**TASK INSTRUCTIONS**:
Please extract the listing lines from the line with "contour-label-background (188, 406, 213, 417)" up to and including the line with "contour-label-background (268, 238, 293, 249)", repeating them unchanged.

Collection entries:
## begin

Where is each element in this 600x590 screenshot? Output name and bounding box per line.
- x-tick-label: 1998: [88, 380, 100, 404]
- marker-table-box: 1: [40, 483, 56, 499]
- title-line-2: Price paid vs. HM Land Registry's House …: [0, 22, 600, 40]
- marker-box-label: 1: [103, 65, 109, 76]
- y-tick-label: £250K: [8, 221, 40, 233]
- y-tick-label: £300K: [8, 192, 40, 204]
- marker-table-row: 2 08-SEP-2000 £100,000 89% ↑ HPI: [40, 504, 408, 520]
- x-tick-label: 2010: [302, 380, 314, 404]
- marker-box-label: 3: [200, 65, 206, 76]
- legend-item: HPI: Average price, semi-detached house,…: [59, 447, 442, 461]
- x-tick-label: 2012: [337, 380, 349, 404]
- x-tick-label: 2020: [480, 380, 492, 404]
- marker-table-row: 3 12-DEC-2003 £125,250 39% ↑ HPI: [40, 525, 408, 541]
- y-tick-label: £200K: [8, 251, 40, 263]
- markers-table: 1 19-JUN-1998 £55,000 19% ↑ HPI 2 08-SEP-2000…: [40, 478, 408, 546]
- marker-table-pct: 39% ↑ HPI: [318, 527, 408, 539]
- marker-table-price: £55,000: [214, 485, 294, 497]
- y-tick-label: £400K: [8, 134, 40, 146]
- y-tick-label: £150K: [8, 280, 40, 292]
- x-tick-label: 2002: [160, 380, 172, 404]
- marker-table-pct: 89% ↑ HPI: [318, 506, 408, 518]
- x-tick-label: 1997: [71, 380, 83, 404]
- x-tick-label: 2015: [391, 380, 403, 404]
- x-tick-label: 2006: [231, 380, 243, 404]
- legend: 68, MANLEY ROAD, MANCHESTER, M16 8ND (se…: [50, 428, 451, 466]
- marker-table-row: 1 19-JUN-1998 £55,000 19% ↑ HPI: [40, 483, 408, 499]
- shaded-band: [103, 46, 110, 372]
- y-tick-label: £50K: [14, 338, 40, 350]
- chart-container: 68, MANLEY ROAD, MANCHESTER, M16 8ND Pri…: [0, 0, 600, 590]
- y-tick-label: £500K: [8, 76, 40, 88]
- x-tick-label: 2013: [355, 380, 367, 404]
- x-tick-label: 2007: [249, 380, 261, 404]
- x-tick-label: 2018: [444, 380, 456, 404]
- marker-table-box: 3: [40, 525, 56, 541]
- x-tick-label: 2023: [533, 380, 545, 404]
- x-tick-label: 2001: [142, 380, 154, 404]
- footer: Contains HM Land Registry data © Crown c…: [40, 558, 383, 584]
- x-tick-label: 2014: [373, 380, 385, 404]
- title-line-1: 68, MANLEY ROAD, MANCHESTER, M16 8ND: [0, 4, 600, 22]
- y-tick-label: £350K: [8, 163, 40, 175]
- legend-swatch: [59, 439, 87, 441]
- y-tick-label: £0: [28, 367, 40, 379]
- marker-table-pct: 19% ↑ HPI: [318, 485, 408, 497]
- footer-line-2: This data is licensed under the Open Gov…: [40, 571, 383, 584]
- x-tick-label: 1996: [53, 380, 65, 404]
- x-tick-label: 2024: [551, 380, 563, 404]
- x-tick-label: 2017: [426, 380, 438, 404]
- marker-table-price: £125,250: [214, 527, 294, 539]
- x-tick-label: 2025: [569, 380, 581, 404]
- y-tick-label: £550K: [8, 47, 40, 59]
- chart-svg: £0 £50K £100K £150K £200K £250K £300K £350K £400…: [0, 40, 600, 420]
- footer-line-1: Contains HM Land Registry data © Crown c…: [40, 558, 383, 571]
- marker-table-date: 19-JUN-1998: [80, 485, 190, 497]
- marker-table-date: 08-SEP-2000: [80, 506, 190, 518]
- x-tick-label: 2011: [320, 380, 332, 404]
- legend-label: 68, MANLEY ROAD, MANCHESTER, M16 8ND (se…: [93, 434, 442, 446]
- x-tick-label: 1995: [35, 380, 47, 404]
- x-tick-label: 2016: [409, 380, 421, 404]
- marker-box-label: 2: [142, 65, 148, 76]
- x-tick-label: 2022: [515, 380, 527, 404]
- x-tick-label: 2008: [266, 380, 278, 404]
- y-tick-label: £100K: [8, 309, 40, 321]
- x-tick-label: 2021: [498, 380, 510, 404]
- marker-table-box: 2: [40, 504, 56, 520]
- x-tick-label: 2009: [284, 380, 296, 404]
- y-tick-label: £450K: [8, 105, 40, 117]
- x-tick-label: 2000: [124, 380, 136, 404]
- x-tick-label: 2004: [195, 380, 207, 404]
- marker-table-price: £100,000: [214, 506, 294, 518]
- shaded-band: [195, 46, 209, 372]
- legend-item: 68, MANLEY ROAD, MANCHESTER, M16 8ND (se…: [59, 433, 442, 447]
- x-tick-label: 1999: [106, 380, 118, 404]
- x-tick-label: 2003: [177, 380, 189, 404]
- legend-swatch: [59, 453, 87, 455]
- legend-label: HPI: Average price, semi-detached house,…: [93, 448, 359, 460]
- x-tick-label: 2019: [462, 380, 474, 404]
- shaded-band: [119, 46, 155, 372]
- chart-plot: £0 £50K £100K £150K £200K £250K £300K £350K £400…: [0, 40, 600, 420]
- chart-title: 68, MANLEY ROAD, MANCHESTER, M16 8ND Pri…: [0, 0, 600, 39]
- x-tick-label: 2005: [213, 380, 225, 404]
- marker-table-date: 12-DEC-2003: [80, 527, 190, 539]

## end
## begin

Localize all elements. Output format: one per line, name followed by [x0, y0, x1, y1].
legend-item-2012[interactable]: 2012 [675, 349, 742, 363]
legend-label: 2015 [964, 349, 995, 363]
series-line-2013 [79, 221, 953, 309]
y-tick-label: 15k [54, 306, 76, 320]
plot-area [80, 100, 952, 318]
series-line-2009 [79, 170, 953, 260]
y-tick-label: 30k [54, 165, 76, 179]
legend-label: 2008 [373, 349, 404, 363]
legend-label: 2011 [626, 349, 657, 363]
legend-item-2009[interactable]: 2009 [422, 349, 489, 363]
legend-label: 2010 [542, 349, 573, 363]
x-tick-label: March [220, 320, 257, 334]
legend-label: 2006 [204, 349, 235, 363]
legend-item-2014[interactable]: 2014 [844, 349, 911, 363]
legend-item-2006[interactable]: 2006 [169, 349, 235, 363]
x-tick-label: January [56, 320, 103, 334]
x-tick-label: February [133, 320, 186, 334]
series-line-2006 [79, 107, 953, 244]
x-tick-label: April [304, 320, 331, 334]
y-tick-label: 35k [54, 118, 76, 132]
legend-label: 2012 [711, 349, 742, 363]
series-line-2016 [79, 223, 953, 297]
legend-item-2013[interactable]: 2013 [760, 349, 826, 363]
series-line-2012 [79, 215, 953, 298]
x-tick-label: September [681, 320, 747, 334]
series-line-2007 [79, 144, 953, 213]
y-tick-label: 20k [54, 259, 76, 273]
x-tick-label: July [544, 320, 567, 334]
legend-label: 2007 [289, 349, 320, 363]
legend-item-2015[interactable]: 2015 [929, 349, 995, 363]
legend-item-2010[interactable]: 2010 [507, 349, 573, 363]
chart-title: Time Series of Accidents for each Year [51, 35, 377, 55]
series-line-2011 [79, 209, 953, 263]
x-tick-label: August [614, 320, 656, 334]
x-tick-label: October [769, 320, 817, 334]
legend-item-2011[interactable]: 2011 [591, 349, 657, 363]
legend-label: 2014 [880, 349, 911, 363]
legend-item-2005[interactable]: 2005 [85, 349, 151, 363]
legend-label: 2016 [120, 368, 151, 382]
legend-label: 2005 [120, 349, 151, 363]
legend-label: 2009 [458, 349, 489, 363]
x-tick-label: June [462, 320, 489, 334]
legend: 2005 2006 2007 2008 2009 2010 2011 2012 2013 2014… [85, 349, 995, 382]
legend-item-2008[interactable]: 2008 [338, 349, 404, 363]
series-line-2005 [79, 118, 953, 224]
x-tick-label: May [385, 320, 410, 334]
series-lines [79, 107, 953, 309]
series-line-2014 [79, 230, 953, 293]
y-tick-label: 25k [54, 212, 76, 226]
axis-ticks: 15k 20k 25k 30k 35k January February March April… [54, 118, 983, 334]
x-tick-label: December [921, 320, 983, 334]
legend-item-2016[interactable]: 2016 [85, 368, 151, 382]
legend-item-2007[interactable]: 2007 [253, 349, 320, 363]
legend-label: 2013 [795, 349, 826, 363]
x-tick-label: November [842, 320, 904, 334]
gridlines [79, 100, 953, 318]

## end
## begin

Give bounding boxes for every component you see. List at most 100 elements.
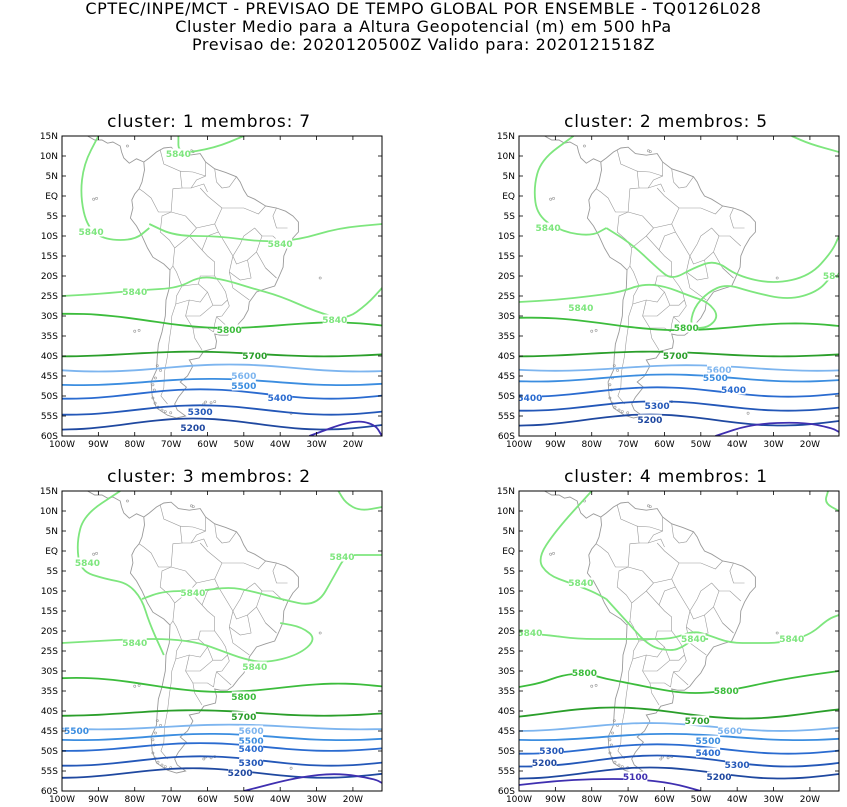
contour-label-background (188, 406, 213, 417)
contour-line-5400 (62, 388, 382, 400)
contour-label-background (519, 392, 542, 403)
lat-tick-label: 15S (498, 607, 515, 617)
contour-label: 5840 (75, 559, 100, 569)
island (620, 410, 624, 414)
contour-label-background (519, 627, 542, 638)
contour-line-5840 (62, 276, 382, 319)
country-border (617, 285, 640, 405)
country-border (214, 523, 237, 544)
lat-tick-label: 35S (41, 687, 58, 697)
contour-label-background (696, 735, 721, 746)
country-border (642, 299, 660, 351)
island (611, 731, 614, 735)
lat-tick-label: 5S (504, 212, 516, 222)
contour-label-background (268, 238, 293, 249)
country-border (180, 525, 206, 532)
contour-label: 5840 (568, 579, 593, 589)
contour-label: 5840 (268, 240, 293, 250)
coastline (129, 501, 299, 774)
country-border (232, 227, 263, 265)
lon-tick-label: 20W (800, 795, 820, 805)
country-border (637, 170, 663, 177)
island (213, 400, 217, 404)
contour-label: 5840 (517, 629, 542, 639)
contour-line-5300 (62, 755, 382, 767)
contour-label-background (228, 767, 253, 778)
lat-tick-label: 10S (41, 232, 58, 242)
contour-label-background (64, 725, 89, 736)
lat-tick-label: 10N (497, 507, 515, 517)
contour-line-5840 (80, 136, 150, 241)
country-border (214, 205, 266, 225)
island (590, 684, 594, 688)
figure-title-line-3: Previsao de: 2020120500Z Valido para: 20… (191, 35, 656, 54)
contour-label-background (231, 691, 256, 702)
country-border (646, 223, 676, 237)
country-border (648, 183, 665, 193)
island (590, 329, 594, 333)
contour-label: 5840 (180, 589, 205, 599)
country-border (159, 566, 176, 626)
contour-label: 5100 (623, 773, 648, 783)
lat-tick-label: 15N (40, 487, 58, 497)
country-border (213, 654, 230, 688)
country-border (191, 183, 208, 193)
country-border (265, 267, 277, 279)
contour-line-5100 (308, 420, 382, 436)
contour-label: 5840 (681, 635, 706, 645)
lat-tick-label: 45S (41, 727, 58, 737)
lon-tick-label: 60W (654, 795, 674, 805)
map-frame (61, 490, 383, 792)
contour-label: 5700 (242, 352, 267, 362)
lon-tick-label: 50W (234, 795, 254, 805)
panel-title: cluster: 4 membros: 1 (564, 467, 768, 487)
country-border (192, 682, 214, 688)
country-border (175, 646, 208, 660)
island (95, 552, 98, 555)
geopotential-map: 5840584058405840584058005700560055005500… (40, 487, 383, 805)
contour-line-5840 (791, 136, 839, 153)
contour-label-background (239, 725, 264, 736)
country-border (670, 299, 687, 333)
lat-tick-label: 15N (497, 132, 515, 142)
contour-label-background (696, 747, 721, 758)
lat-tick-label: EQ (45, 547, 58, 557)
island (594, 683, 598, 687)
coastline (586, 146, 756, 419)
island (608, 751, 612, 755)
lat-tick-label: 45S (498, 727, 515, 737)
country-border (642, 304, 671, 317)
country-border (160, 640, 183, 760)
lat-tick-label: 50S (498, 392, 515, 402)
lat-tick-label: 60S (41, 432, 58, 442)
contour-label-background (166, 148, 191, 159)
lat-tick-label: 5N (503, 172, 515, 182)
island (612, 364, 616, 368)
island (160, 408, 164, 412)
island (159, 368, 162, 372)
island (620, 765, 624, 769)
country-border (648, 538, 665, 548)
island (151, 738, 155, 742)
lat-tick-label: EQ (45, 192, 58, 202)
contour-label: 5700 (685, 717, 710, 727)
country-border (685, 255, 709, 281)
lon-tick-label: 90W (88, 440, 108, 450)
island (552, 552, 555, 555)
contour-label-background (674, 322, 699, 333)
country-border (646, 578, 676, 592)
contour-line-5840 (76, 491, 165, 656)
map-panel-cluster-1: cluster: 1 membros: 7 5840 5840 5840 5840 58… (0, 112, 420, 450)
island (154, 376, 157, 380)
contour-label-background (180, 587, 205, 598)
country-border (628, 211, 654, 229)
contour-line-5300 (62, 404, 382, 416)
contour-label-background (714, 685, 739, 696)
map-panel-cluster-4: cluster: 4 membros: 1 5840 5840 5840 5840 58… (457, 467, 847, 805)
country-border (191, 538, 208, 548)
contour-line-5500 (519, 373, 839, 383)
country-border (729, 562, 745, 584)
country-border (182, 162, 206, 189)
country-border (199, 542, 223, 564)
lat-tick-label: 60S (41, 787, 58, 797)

## end

**WRITTEN RESPONSE**:
contour-label-background (188, 406, 213, 417)
contour-line-5400 (62, 388, 382, 400)
contour-label-background (519, 392, 542, 403)
lat-tick-label: 15S (498, 607, 515, 617)
contour-label: 5840 (75, 559, 100, 569)
island (620, 410, 624, 414)
contour-label-background (519, 627, 542, 638)
contour-line-5840 (62, 276, 382, 319)
country-border (617, 285, 640, 405)
country-border (214, 523, 237, 544)
lat-tick-label: 35S (41, 687, 58, 697)
contour-label-background (696, 735, 721, 746)
country-border (642, 299, 660, 351)
island (611, 731, 614, 735)
lat-tick-label: 5S (504, 212, 516, 222)
contour-label-background (268, 238, 293, 249)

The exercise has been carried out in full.